(Figure data in JSON)
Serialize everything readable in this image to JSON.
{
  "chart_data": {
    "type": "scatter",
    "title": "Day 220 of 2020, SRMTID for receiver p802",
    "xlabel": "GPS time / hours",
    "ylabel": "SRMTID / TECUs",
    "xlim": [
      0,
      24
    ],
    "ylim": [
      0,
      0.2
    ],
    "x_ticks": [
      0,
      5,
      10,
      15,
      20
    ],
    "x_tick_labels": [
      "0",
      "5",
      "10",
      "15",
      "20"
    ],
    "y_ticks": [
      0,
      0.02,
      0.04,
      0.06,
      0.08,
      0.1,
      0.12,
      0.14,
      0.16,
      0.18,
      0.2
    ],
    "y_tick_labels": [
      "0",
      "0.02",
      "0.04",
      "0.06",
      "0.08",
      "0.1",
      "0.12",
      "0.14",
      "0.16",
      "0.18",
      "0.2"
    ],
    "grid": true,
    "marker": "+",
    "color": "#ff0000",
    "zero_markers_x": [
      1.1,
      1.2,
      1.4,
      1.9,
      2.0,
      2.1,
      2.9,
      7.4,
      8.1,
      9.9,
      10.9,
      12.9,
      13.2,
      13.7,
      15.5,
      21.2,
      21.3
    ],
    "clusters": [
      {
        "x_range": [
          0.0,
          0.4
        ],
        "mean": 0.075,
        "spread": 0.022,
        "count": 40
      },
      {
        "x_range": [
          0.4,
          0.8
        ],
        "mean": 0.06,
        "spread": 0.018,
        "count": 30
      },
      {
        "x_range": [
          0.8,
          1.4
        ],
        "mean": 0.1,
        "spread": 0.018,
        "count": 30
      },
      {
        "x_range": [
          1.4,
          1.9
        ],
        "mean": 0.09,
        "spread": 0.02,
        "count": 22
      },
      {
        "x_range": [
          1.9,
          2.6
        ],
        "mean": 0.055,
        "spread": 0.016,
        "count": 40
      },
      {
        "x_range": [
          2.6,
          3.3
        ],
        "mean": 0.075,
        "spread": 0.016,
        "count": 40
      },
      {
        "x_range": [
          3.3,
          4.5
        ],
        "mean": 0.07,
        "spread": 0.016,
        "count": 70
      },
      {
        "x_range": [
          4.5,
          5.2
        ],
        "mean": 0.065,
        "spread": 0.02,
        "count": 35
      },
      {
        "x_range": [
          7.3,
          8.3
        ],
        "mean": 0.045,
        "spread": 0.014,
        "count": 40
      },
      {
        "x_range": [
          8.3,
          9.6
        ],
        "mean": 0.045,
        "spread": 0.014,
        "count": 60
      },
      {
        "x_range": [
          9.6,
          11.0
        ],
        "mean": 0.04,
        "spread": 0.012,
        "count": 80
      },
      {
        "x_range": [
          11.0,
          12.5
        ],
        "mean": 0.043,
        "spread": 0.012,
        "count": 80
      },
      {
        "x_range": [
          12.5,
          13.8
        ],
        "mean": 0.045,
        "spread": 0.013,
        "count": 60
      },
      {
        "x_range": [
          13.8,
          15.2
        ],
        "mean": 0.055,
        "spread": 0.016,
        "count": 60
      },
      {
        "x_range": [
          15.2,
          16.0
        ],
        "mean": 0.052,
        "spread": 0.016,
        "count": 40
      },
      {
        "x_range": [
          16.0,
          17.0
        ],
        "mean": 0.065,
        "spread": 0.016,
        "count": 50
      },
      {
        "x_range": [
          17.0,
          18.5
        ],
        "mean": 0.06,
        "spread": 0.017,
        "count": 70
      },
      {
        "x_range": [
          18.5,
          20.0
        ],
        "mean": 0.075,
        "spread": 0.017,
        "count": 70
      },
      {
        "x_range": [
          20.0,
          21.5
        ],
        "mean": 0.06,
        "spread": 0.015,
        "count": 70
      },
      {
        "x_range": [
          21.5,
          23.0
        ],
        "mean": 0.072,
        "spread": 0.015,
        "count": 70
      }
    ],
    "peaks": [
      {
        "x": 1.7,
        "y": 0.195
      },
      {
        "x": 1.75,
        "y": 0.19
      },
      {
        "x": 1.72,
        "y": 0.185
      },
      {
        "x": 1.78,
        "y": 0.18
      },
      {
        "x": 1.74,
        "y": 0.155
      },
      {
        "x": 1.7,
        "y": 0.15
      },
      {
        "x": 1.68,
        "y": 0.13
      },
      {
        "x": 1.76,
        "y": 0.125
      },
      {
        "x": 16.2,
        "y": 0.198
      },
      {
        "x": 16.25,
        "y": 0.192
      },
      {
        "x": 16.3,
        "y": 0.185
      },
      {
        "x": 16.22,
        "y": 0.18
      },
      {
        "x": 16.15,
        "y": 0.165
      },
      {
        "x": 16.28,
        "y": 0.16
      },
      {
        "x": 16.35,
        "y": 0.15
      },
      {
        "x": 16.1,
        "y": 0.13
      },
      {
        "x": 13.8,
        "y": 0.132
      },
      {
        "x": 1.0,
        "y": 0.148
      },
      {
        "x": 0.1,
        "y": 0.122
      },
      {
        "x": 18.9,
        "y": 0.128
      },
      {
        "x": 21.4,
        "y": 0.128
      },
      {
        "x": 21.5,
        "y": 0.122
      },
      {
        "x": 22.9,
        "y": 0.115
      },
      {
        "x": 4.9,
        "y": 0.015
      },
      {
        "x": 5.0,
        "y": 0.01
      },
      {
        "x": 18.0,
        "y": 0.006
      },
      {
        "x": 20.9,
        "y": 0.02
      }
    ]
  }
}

• Problem statement: All of the data must be returned exactly.

• Exercise answer:
Serialize everything readable in this image to JSON.
{
  "chart_data": {
    "type": "scatter",
    "title": "Day 220 of 2020, SRMTID for receiver p802",
    "xlabel": "GPS time / hours",
    "ylabel": "SRMTID / TECUs",
    "xlim": [
      0,
      24
    ],
    "ylim": [
      0,
      0.2
    ],
    "x_ticks": [
      0,
      5,
      10,
      15,
      20
    ],
    "x_tick_labels": [
      "0",
      "5",
      "10",
      "15",
      "20"
    ],
    "y_ticks": [
      0,
      0.02,
      0.04,
      0.06,
      0.08,
      0.1,
      0.12,
      0.14,
      0.16,
      0.18,
      0.2
    ],
    "y_tick_labels": [
      "0",
      "0.02",
      "0.04",
      "0.06",
      "0.08",
      "0.1",
      "0.12",
      "0.14",
      "0.16",
      "0.18",
      "0.2"
    ],
    "grid": true,
    "marker": "+",
    "color": "#ff0000",
    "zero_markers_x": [
      1.1,
      1.2,
      1.4,
      1.9,
      2.0,
      2.1,
      2.9,
      7.4,
      8.1,
      9.9,
      10.9,
      12.9,
      13.2,
      13.7,
      15.5,
      21.2,
      21.3
    ],
    "clusters": [
      {
        "x_range": [
          0.0,
          0.4
        ],
        "mean": 0.075,
        "spread": 0.022,
        "count": 40
      },
      {
        "x_range": [
          0.4,
          0.8
        ],
        "mean": 0.06,
        "spread": 0.018,
        "count": 30
      },
      {
        "x_range": [
          0.8,
          1.4
        ],
        "mean": 0.1,
        "spread": 0.018,
        "count": 30
      },
      {
        "x_range": [
          1.4,
          1.9
        ],
        "mean": 0.09,
        "spread": 0.02,
        "count": 22
      },
      {
        "x_range": [
          1.9,
          2.6
        ],
        "mean": 0.055,
        "spread": 0.016,
        "count": 40
      },
      {
        "x_range": [
          2.6,
          3.3
        ],
        "mean": 0.075,
        "spread": 0.016,
        "count": 40
      },
      {
        "x_range": [
          3.3,
          4.5
        ],
        "mean": 0.07,
        "spread": 0.016,
        "count": 70
      },
      {
        "x_range": [
          4.5,
          5.2
        ],
        "mean": 0.065,
        "spread": 0.02,
        "count": 35
      },
      {
        "x_range": [
          7.3,
          8.3
        ],
        "mean": 0.045,
        "spread": 0.014,
        "count": 40
      },
      {
        "x_range": [
          8.3,
          9.6
        ],
        "mean": 0.045,
        "spread": 0.014,
        "count": 60
      },
      {
        "x_range": [
          9.6,
          11.0
        ],
        "mean": 0.04,
        "spread": 0.012,
        "count": 80
      },
      {
        "x_range": [
          11.0,
          12.5
        ],
        "mean": 0.043,
        "spread": 0.012,
        "count": 80
      },
      {
        "x_range": [
          12.5,
          13.8
        ],
        "mean": 0.045,
        "spread": 0.013,
        "count": 60
      },
      {
        "x_range": [
          13.8,
          15.2
        ],
        "mean": 0.055,
        "spread": 0.016,
        "count": 60
      },
      {
        "x_range": [
          15.2,
          16.0
        ],
        "mean": 0.052,
        "spread": 0.016,
        "count": 40
      },
      {
        "x_range": [
          16.0,
          17.0
        ],
        "mean": 0.065,
        "spread": 0.016,
        "count": 50
      },
      {
        "x_range": [
          17.0,
          18.5
        ],
        "mean": 0.06,
        "spread": 0.017,
        "count": 70
      },
      {
        "x_range": [
          18.5,
          20.0
        ],
        "mean": 0.075,
        "spread": 0.017,
        "count": 70
      },
      {
        "x_range": [
          20.0,
          21.5
        ],
        "mean": 0.06,
        "spread": 0.015,
        "count": 70
      },
      {
        "x_range": [
          21.5,
          23.0
        ],
        "mean": 0.072,
        "spread": 0.015,
        "count": 70
      }
    ],
    "peaks": [
      {
        "x": 1.7,
        "y": 0.195
      },
      {
        "x": 1.75,
        "y": 0.19
      },
      {
        "x": 1.72,
        "y": 0.185
      },
      {
        "x": 1.78,
        "y": 0.18
      },
      {
        "x": 1.74,
        "y": 0.155
      },
      {
        "x": 1.7,
        "y": 0.15
      },
      {
        "x": 1.68,
        "y": 0.13
      },
      {
        "x": 1.76,
        "y": 0.125
      },
      {
        "x": 16.2,
        "y": 0.198
      },
      {
        "x": 16.25,
        "y": 0.192
      },
      {
        "x": 16.3,
        "y": 0.185
      },
      {
        "x": 16.22,
        "y": 0.18
      },
      {
        "x": 16.15,
        "y": 0.165
      },
      {
        "x": 16.28,
        "y": 0.16
      },
      {
        "x": 16.35,
        "y": 0.15
      },
      {
        "x": 16.1,
        "y": 0.13
      },
      {
        "x": 13.8,
        "y": 0.132
      },
      {
        "x": 1.0,
        "y": 0.148
      },
      {
        "x": 0.1,
        "y": 0.122
      },
      {
        "x": 18.9,
        "y": 0.128
      },
      {
        "x": 21.4,
        "y": 0.128
      },
      {
        "x": 21.5,
        "y": 0.122
      },
      {
        "x": 22.9,
        "y": 0.115
      },
      {
        "x": 4.9,
        "y": 0.015
      },
      {
        "x": 5.0,
        "y": 0.01
      },
      {
        "x": 18.0,
        "y": 0.006
      },
      {
        "x": 20.9,
        "y": 0.02
      }
    ]
  }
}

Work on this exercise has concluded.